Problem to work on
Every record must be written out once more, with nothing added or omitted.

(Dataset records)
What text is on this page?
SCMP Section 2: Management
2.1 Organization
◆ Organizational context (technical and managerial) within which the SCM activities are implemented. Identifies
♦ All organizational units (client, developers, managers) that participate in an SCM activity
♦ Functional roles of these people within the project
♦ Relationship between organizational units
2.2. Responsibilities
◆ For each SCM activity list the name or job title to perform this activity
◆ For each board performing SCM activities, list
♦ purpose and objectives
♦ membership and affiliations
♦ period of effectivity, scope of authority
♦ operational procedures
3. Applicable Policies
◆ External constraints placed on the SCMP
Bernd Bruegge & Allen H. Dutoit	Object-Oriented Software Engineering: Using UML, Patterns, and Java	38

Output of the task
What text is on this page?
SCMP Section 2: Management
2.1 Organization
◆ Organizational context (technical and managerial) within which the SCM activities are implemented. Identifies
♦ All organizational units (client, developers, managers) that participate in an SCM activity
♦ Functional roles of these people within the project
♦ Relationship between organizational units
2.2. Responsibilities
◆ For each SCM activity list the name or job title to perform this activity
◆ For each board performing SCM activities, list
♦ purpose and objectives
♦ membership and affiliations
♦ period of effectivity, scope of authority
♦ operational procedures
3. Applicable Policies
◆ External constraints placed on the SCMP
Bernd Bruegge & Allen H. Dutoit	Object-Oriented Software Engineering: Using UML, Patterns, and Java	38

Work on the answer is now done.